-- Begin --

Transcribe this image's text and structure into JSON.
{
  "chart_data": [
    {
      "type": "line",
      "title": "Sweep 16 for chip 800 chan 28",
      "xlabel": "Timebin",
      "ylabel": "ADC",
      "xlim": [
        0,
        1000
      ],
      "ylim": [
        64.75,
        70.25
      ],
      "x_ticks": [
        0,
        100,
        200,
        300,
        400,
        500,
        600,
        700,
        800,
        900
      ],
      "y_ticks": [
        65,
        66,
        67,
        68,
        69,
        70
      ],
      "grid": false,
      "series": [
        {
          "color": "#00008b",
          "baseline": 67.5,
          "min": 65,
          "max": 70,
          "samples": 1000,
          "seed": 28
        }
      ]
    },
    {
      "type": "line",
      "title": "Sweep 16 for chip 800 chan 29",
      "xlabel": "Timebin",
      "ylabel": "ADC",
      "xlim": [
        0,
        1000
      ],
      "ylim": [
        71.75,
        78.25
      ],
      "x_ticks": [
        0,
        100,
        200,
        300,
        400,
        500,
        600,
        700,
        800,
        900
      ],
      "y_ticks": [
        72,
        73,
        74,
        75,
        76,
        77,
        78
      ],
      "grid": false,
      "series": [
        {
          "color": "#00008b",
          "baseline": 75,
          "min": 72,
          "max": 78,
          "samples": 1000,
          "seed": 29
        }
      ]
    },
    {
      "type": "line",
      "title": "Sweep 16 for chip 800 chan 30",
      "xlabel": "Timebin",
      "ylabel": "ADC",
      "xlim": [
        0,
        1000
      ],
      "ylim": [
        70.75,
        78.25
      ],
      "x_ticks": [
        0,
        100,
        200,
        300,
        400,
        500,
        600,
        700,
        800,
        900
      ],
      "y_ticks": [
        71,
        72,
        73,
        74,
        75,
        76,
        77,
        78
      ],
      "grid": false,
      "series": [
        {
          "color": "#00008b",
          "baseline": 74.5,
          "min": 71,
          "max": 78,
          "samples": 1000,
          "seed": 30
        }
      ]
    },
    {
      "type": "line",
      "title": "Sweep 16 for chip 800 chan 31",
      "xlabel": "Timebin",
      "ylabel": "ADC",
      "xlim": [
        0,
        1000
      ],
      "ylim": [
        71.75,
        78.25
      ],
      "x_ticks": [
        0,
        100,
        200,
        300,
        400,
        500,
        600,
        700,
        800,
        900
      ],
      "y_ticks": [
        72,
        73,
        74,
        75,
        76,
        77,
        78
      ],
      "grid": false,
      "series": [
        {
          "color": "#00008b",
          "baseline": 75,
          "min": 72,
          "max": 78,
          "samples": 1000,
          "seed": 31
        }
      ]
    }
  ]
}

-- End --

SHORT PROBLEM -
Every record should be repeated exactly; please leave none out.

SOLVED EXERCISE -
Transcribe this image's text and structure into JSON.
{
  "chart_data": [
    {
      "type": "line",
      "title": "Sweep 16 for chip 800 chan 28",
      "xlabel": "Timebin",
      "ylabel": "ADC",
      "xlim": [
        0,
        1000
      ],
      "ylim": [
        64.75,
        70.25
      ],
      "x_ticks": [
        0,
        100,
        200,
        300,
        400,
        500,
        600,
        700,
        800,
        900
      ],
      "y_ticks": [
        65,
        66,
        67,
        68,
        69,
        70
      ],
      "grid": false,
      "series": [
        {
          "color": "#00008b",
          "baseline": 67.5,
          "min": 65,
          "max": 70,
          "samples": 1000,
          "seed": 28
        }
      ]
    },
    {
      "type": "line",
      "title": "Sweep 16 for chip 800 chan 29",
      "xlabel": "Timebin",
      "ylabel": "ADC",
      "xlim": [
        0,
        1000
      ],
      "ylim": [
        71.75,
        78.25
      ],
      "x_ticks": [
        0,
        100,
        200,
        300,
        400,
        500,
        600,
        700,
        800,
        900
      ],
      "y_ticks": [
        72,
        73,
        74,
        75,
        76,
        77,
        78
      ],
      "grid": false,
      "series": [
        {
          "color": "#00008b",
          "baseline": 75,
          "min": 72,
          "max": 78,
          "samples": 1000,
          "seed": 29
        }
      ]
    },
    {
      "type": "line",
      "title": "Sweep 16 for chip 800 chan 30",
      "xlabel": "Timebin",
      "ylabel": "ADC",
      "xlim": [
        0,
        1000
      ],
      "ylim": [
        70.75,
        78.25
      ],
      "x_ticks": [
        0,
        100,
        200,
        300,
        400,
        500,
        600,
        700,
        800,
        900
      ],
      "y_ticks": [
        71,
        72,
        73,
        74,
        75,
        76,
        77,
        78
      ],
      "grid": false,
      "series": [
        {
          "color": "#00008b",
          "baseline": 74.5,
          "min": 71,
          "max": 78,
          "samples": 1000,
          "seed": 30
        }
      ]
    },
    {
      "type": "line",
      "title": "Sweep 16 for chip 800 chan 31",
      "xlabel": "Timebin",
      "ylabel": "ADC",
      "xlim": [
        0,
        1000
      ],
      "ylim": [
        71.75,
        78.25
      ],
      "x_ticks": [
        0,
        100,
        200,
        300,
        400,
        500,
        600,
        700,
        800,
        900
      ],
      "y_ticks": [
        72,
        73,
        74,
        75,
        76,
        77,
        78
      ],
      "grid": false,
      "series": [
        {
          "color": "#00008b",
          "baseline": 75,
          "min": 72,
          "max": 78,
          "samples": 1000,
          "seed": 31
        }
      ]
    }
  ]
}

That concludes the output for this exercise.